■ **DIRECTIONS**:
Find the lines holding "passage" and copy them.

Begin EXERCISE DATA

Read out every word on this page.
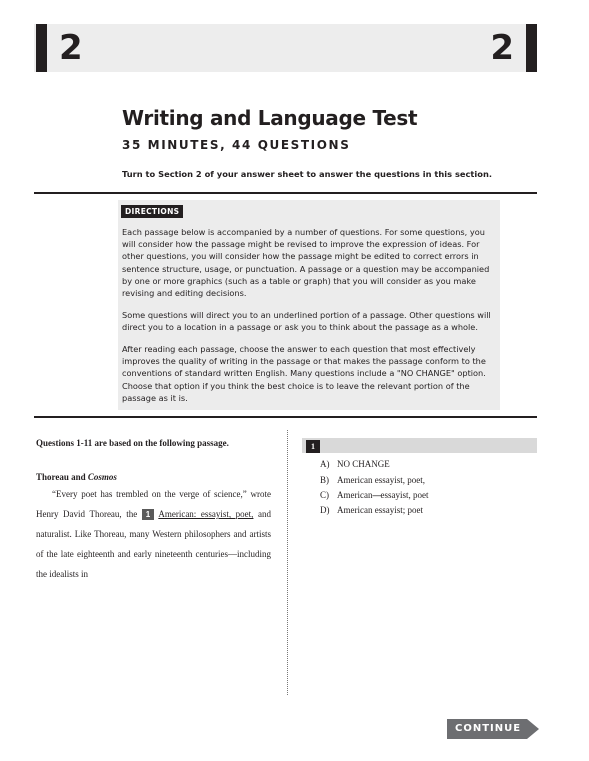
2	2
Writing and Language Test
35 MINUTES, 44 QUESTIONS
Turn to Section 2 of your answer sheet to answer the questions in this section.
DIRECTIONS

Each passage below is accompanied by a number of questions. For some questions, you will consider how the passage might be revised to improve the expression of ideas. For other questions, you will consider how the passage might be edited to correct errors in sentence structure, usage, or punctuation. A passage or a question may be accompanied by one or more graphics (such as a table or graph) that you will consider as you make revising and editing decisions.

Some questions will direct you to an underlined portion of a passage. Other questions will direct you to a location in a passage or ask you to think about the passage as a whole.

After reading each passage, choose the answer to each question that most effectively improves the quality of writing in the passage or that makes the passage conform to the conventions of standard written English. Many questions include a "NO CHANGE" option. Choose that option if you think the best choice is to leave the relevant portion of the passage as it is.

Questions 1-11 are based on the following passage.
Thoreau and Cosmos

“Every poet has trembled on the verge of science,” wrote Henry David Thoreau, the 1 American: essayist, poet, and naturalist. Like Thoreau, many Western philosophers and artists of the late eighteenth and early nineteenth centuries—including the idealists in

1
A) NO CHANGE
B) American essayist, poet,
C) American—essayist, poet
D) American essayist; poet
CONTINUE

End EXERCISE DATA

■ **ANSWER TO THE PROBLEM**:
Each passage below is accompanied by a number of questions. For some questions, you will consider how the passage might be revised to improve the expression of ideas. For other questions, you will consider how the passage might be edited to correct errors in sentence structure, usage, or punctuation. A passage or a question may be accompanied by one or more graphics (such as a table or graph) that you will consider as you make revising and editing decisions.
Some questions will direct you to an underlined portion of a passage. Other questions will direct you to a location in a passage or ask you to think about the passage as a whole.
After reading each passage, choose the answer to each question that most effectively improves the quality of writing in the passage or that makes the passage conform to the conventions of standard written English. Many questions include a "NO CHANGE" option. Choose that option if you think the best choice is to leave the relevant portion of the passage as it is.
Questions 1-11 are based on the following passage.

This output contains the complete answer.